- REQUIRED WORK
Exactly as written, retype the listing below, omitting the pictures.

- WORKING DATA
• • •
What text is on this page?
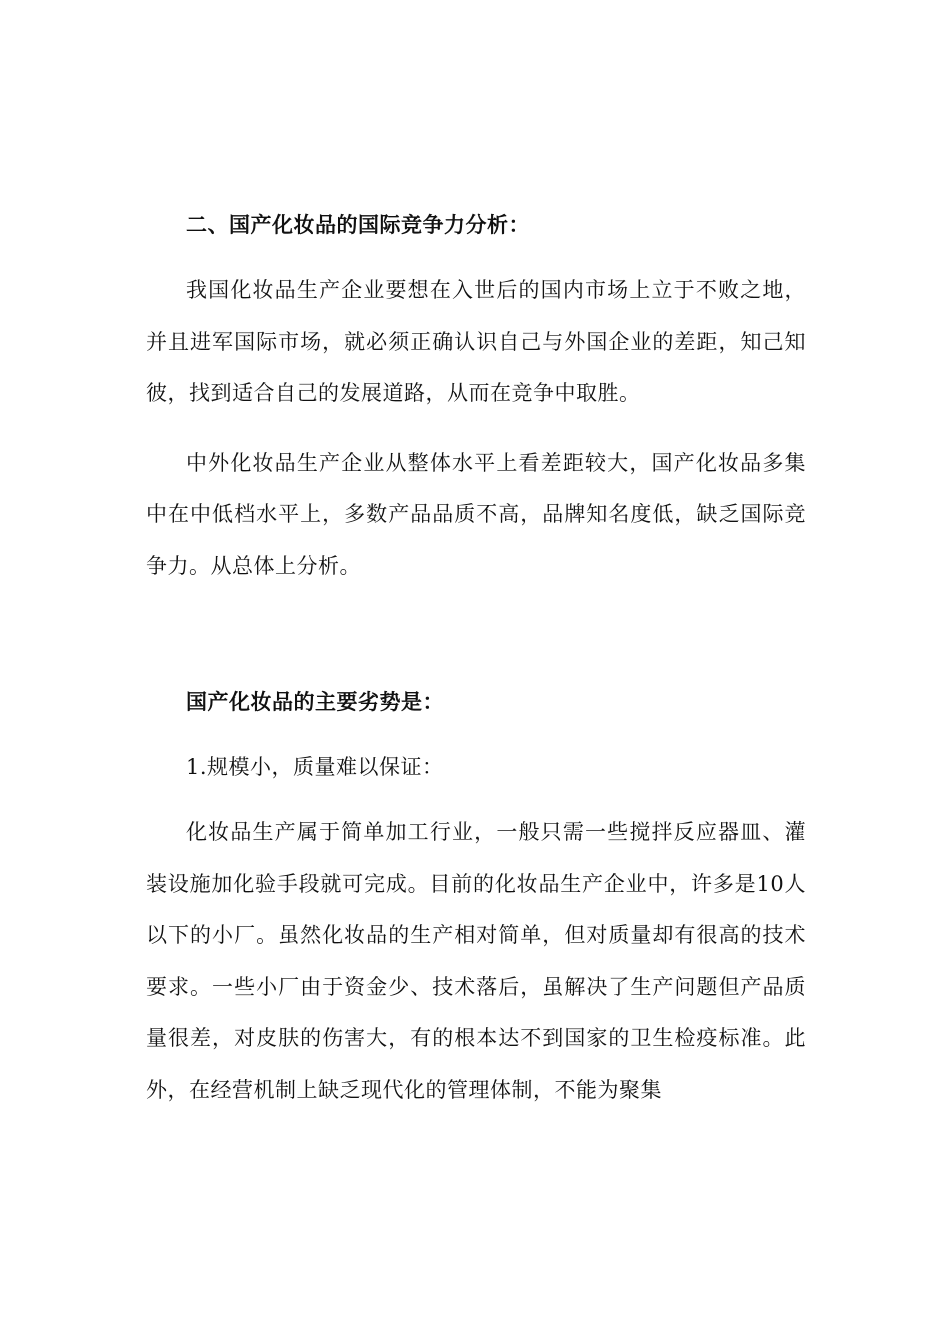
二、国产化妆品的国际竞争力分析：

我国化妆品生产企业要想在入世后的国内市场上立于不败之地，并且进军国际市场，就必须正确认识自己与外国企业的差距，知己知彼，找到适合自己的发展道路，从而在竞争中取胜。

中外化妆品生产企业从整体水平上看差距较大，国产化妆品多集中在中低档水平上，多数产品品质不高，品牌知名度低，缺乏国际竞争力。从总体上分析。

国产化妆品的主要劣势是：

1.规模小，质量难以保证：

化妆品生产属于简单加工行业，一般只需一些搅拌反应器皿、灌装设施加化验手段就可完成。目前的化妆品生产企业中，许多是10人以下的小厂。虽然化妆品的生产相对简单，但对质量却有很高的技术要求。一些小厂由于资金少、技术落后，虽解决了生产问题但产品质量很差，对皮肤的伤害大，有的根本达不到国家的卫生检疫标准。此外，在经营机制上缺乏现代化的管理体制，不能为聚集
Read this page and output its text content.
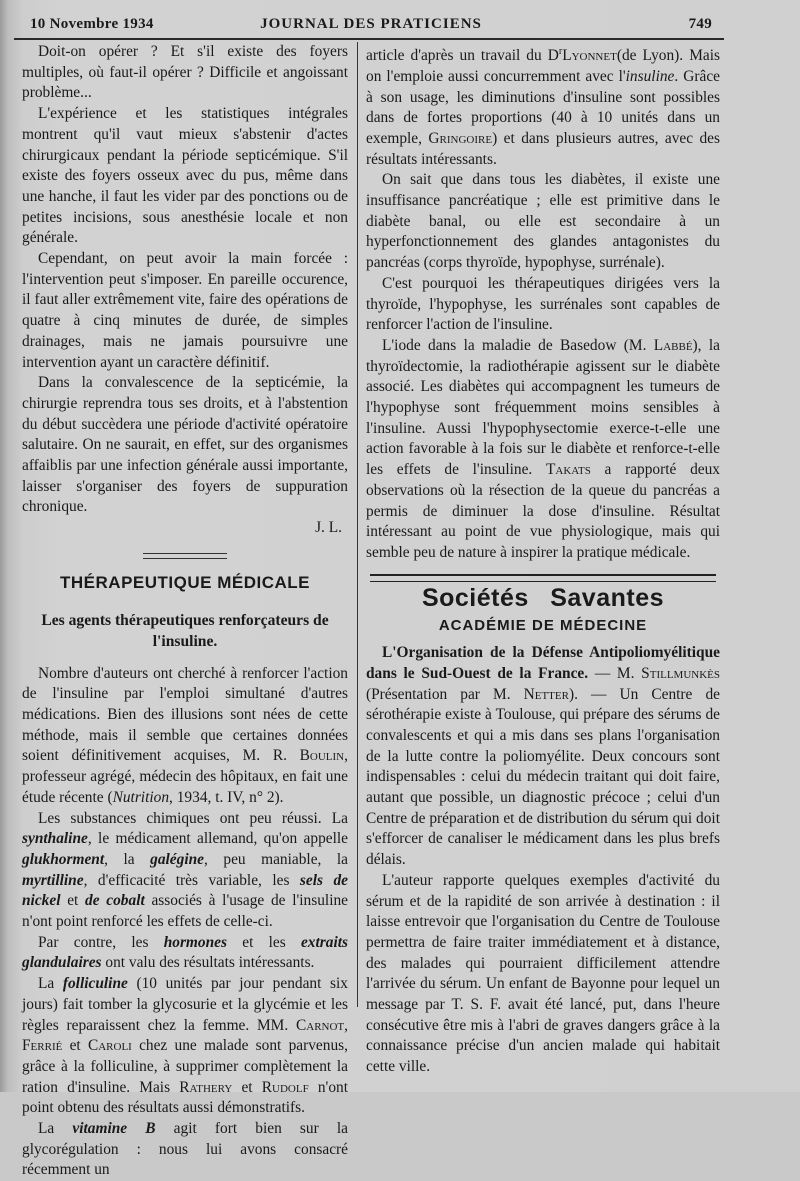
10 Novembre 1934	JOURNAL DES PRATICIENS	749

Doit-on opérer ? Et s'il existe des foyers multiples, où faut-il opérer ? Difficile et angoissant problème...

L'expérience et les statistiques intégrales montrent qu'il vaut mieux s'abstenir d'actes chirurgicaux pendant la période septicémique. S'il existe des foyers osseux avec du pus, même dans une hanche, il faut les vider par des ponctions ou de petites incisions, sous anesthésie locale et non générale.

Cependant, on peut avoir la main forcée : l'intervention peut s'imposer. En pareille occurence, il faut aller extrêmement vite, faire des opérations de quatre à cinq minutes de durée, de simples drainages, mais ne jamais poursuivre une intervention ayant un caractère définitif.

Dans la convalescence de la septicémie, la chirurgie reprendra tous ses droits, et à l'abstention du début succèdera une période d'activité opératoire salutaire. On ne saurait, en effet, sur des organismes affaiblis par une infection générale aussi importante, laisser s'organiser des foyers de suppuration chronique.

J. L.

THÉRAPEUTIQUE MÉDICALE

Les agents thérapeutiques renforçateurs de l'insuline.

Nombre d'auteurs ont cherché à renforcer l'action de l'insuline par l'emploi simultané d'autres médications. Bien des illusions sont nées de cette méthode, mais il semble que certaines données soient définitivement acquises, M. R. Boulin, professeur agrégé, médecin des hôpitaux, en fait une étude récente (Nutrition, 1934, t. IV, n° 2).

Les substances chimiques ont peu réussi. La synthaline, le médicament allemand, qu'on appelle glukhorment, la galégine, peu maniable, la myrtilline, d'efficacité très variable, les sels de nickel et de cobalt associés à l'usage de l'insuline n'ont point renforcé les effets de celle-ci.

Par contre, les hormones et les extraits glandulaires ont valu des résultats intéressants.

La folliculine (10 unités par jour pendant six jours) fait tomber la glycosurie et la glycémie et les règles reparaissent chez la femme. MM. Carnot, Ferrié et Caroli chez une malade sont parvenus, grâce à la folliculine, à supprimer complètement la ration d'insuline. Mais Rathery et Rudolf n'ont point obtenu des résultats aussi démonstratifs.

La vitamine B agit fort bien sur la glycorégulation : nous lui avons consacré récemment un

article d'après un travail du $D^rLyonnet(de$ Lyon). Mais on l'emploie aussi concurremment avec l'insuline. Grâce à son usage, les diminutions d'insuline sont possibles dans de fortes proportions (40 à 10 unités dans un exemple, Gringoire) et dans plusieurs autres, avec des résultats intéressants.

On sait que dans tous les diabètes, il existe une insuffisance pancréatique ; elle est primitive dans le diabète banal, ou elle est secondaire à un hyperfonctionnement des glandes antagonistes du pancréas (corps thyroïde, hypophyse, surrénale).

C'est pourquoi les thérapeutiques dirigées vers la thyroïde, l'hypophyse, les surrénales sont capables de renforcer l'action de l'insuline.

L'iode dans la maladie de Basedow (M. Labbé), la thyroïdectomie, la radiothérapie agissent sur le diabète associé. Les diabètes qui accompagnent les tumeurs de l'hypophyse sont fréquemment moins sensibles à l'insuline. Aussi l'hypophysectomie exerce-t-elle une action favorable à la fois sur le diabète et renforce-t-elle les effets de l'insuline. Takats a rapporté deux observations où la résection de la queue du pancréas a permis de diminuer la dose d'insuline. Résultat intéressant au point de vue physiologique, mais qui semble peu de nature à inspirer la pratique médicale.

Sociétés Savantes

ACADÉMIE DE MÉDECINE

L'Organisation de la Défense Antipoliomyélitique dans le Sud-Ouest de la France. — M. Stillmunkès (Présentation par M. Netter). — Un Centre de sérothérapie existe à Toulouse, qui prépare des sérums de convalescents et qui a mis dans ses plans l'organisation de la lutte contre la poliomyélite. Deux concours sont indispensables : celui du médecin traitant qui doit faire, autant que possible, un diagnostic précoce ; celui d'un Centre de préparation et de distribution du sérum qui doit s'efforcer de canaliser le médicament dans les plus brefs délais.

L'auteur rapporte quelques exemples d'activité du sérum et de la rapidité de son arrivée à destination : il laisse entrevoir que l'organisation du Centre de Toulouse permettra de faire traiter immédiatement et à distance, des malades qui pourraient difficilement attendre l'arrivée du sérum. Un enfant de Bayonne pour lequel un message par T. S. F. avait été lancé, put, dans l'heure consécutive être mis à l'abri de graves dangers grâce à la connaissance précise d'un ancien malade qui habitait cette ville.
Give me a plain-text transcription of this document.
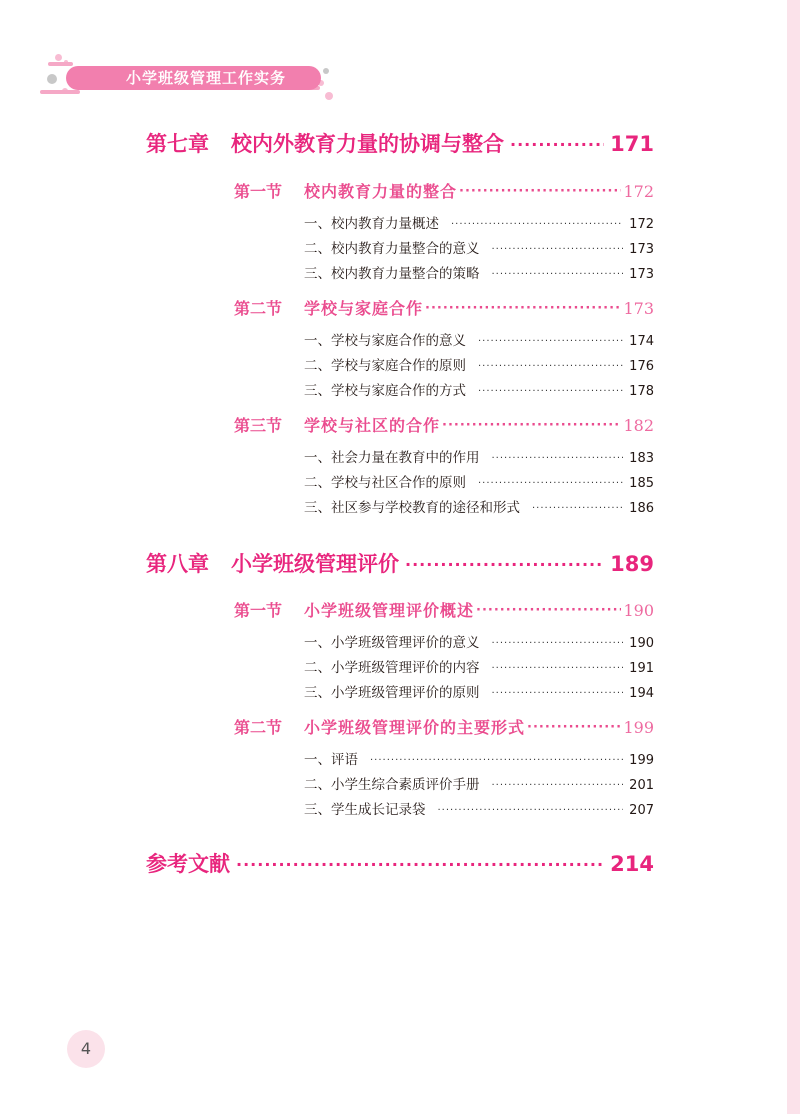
小学班级管理工作实务
第七章 校内外教育力量的协调与整合 ·····	171
第一节 校内教育力量的整合 ·····	172
一、校内教育力量概述 ·····	172
二、校内教育力量整合的意义 ·····	173
三、校内教育力量整合的策略 ·····	173
第二节 学校与家庭合作 ·····	173
一、学校与家庭合作的意义 ·····	174
二、学校与家庭合作的原则 ·····	176
三、学校与家庭合作的方式 ·····	178
第三节 学校与社区的合作 ·····	182
一、社会力量在教育中的作用 ·····	183
二、学校与社区合作的原则 ·····	185
三、社区参与学校教育的途径和形式 ·····	186
第八章 小学班级管理评价 ·····	189
第一节 小学班级管理评价概述 ·····	190
一、小学班级管理评价的意义 ·····	190
二、小学班级管理评价的内容 ·····	191
三、小学班级管理评价的原则 ·····	194
第二节 小学班级管理评价的主要形式 ·····	199
一、评语 ·····	199
二、小学生综合素质评价手册 ·····	201
三、学生成长记录袋 ·····	207
参考文献 ·····	214
4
• • •
- RESULT
What text is on this page?
二、国产化妆品的国际竞争力分析：

我国化妆品生产企业要想在入世后的国内市场上立于不败之地，并且进军国际市场，就必须正确认识自己与外国企业的差距，知己知彼，找到适合自己的发展道路，从而在竞争中取胜。

中外化妆品生产企业从整体水平上看差距较大，国产化妆品多集中在中低档水平上，多数产品品质不高，品牌知名度低，缺乏国际竞争力。从总体上分析。

国产化妆品的主要劣势是：

1.规模小，质量难以保证：

化妆品生产属于简单加工行业，一般只需一些搅拌反应器皿、灌装设施加化验手段就可完成。目前的化妆品生产企业中，许多是10人以下的小厂。虽然化妆品的生产相对简单，但对质量却有很高的技术要求。一些小厂由于资金少、技术落后，虽解决了生产问题但产品质量很差，对皮肤的伤害大，有的根本达不到国家的卫生检疫标准。此外，在经营机制上缺乏现代化的管理体制，不能为聚集
Read this page and output its text content.
10 Novembre 1934	JOURNAL DES PRATICIENS	749

Doit-on opérer ? Et s'il existe des foyers multiples, où faut-il opérer ? Difficile et angoissant problème...

L'expérience et les statistiques intégrales montrent qu'il vaut mieux s'abstenir d'actes chirurgicaux pendant la période septicémique. S'il existe des foyers osseux avec du pus, même dans une hanche, il faut les vider par des ponctions ou de petites incisions, sous anesthésie locale et non générale.

Cependant, on peut avoir la main forcée : l'intervention peut s'imposer. En pareille occurence, il faut aller extrêmement vite, faire des opérations de quatre à cinq minutes de durée, de simples drainages, mais ne jamais poursuivre une intervention ayant un caractère définitif.

Dans la convalescence de la septicémie, la chirurgie reprendra tous ses droits, et à l'abstention du début succèdera une période d'activité opératoire salutaire. On ne saurait, en effet, sur des organismes affaiblis par une infection générale aussi importante, laisser s'organiser des foyers de suppuration chronique.

J. L.

THÉRAPEUTIQUE MÉDICALE

Les agents thérapeutiques renforçateurs de l'insuline.

Nombre d'auteurs ont cherché à renforcer l'action de l'insuline par l'emploi simultané d'autres médications. Bien des illusions sont nées de cette méthode, mais il semble que certaines données soient définitivement acquises, M. R. Boulin, professeur agrégé, médecin des hôpitaux, en fait une étude récente (Nutrition, 1934, t. IV, n° 2).

Les substances chimiques ont peu réussi. La synthaline, le médicament allemand, qu'on appelle glukhorment, la galégine, peu maniable, la myrtilline, d'efficacité très variable, les sels de nickel et de cobalt associés à l'usage de l'insuline n'ont point renforcé les effets de celle-ci.

Par contre, les hormones et les extraits glandulaires ont valu des résultats intéressants.

La folliculine (10 unités par jour pendant six jours) fait tomber la glycosurie et la glycémie et les règles reparaissent chez la femme. MM. Carnot, Ferrié et Caroli chez une malade sont parvenus, grâce à la folliculine, à supprimer complètement la ration d'insuline. Mais Rathery et Rudolf n'ont point obtenu des résultats aussi démonstratifs.

La vitamine B agit fort bien sur la glycorégulation : nous lui avons consacré récemment un

article d'après un travail du $D^rLyonnet(de$ Lyon). Mais on l'emploie aussi concurremment avec l'insuline. Grâce à son usage, les diminutions d'insuline sont possibles dans de fortes proportions (40 à 10 unités dans un exemple, Gringoire) et dans plusieurs autres, avec des résultats intéressants.

On sait que dans tous les diabètes, il existe une insuffisance pancréatique ; elle est primitive dans le diabète banal, ou elle est secondaire à un hyperfonctionnement des glandes antagonistes du pancréas (corps thyroïde, hypophyse, surrénale).

C'est pourquoi les thérapeutiques dirigées vers la thyroïde, l'hypophyse, les surrénales sont capables de renforcer l'action de l'insuline.

L'iode dans la maladie de Basedow (M. Labbé), la thyroïdectomie, la radiothérapie agissent sur le diabète associé. Les diabètes qui accompagnent les tumeurs de l'hypophyse sont fréquemment moins sensibles à l'insuline. Aussi l'hypophysectomie exerce-t-elle une action favorable à la fois sur le diabète et renforce-t-elle les effets de l'insuline. Takats a rapporté deux observations où la résection de la queue du pancréas a permis de diminuer la dose d'insuline. Résultat intéressant au point de vue physiologique, mais qui semble peu de nature à inspirer la pratique médicale.

Sociétés Savantes

ACADÉMIE DE MÉDECINE

L'Organisation de la Défense Antipoliomyélitique dans le Sud-Ouest de la France. — M. Stillmunkès (Présentation par M. Netter). — Un Centre de sérothérapie existe à Toulouse, qui prépare des sérums de convalescents et qui a mis dans ses plans l'organisation de la lutte contre la poliomyélite. Deux concours sont indispensables : celui du médecin traitant qui doit faire, autant que possible, un diagnostic précoce ; celui d'un Centre de préparation et de distribution du sérum qui doit s'efforcer de canaliser le médicament dans les plus brefs délais.

L'auteur rapporte quelques exemples d'activité du sérum et de la rapidité de son arrivée à destination : il laisse entrevoir que l'organisation du Centre de Toulouse permettra de faire traiter immédiatement et à distance, des malades qui pourraient difficilement attendre l'arrivée du sérum. Un enfant de Bayonne pour lequel un message par T. S. F. avait été lancé, put, dans l'heure consécutive être mis à l'abri de graves dangers grâce à la connaissance précise d'un ancien malade qui habitait cette ville.
Give me a plain-text transcription of this document.
小学班级管理工作实务
第七章 校内外教育力量的协调与整合 ·····	171
第一节 校内教育力量的整合 ·····	172
一、校内教育力量概述 ·····	172
二、校内教育力量整合的意义 ·····	173
三、校内教育力量整合的策略 ·····	173
第二节 学校与家庭合作 ·····	173
一、学校与家庭合作的意义 ·····	174
二、学校与家庭合作的原则 ·····	176
三、学校与家庭合作的方式 ·····	178
第三节 学校与社区的合作 ·····	182
一、社会力量在教育中的作用 ·····	183
二、学校与社区合作的原则 ·····	185
三、社区参与学校教育的途径和形式 ·····	186
第八章 小学班级管理评价 ·····	189
第一节 小学班级管理评价概述 ·····	190
一、小学班级管理评价的意义 ·····	190
二、小学班级管理评价的内容 ·····	191
三、小学班级管理评价的原则 ·····	194
第二节 小学班级管理评价的主要形式 ·····	199
一、评语 ·····	199
二、小学生综合素质评价手册 ·····	201
三、学生成长记录袋 ·····	207
参考文献 ·····	214
4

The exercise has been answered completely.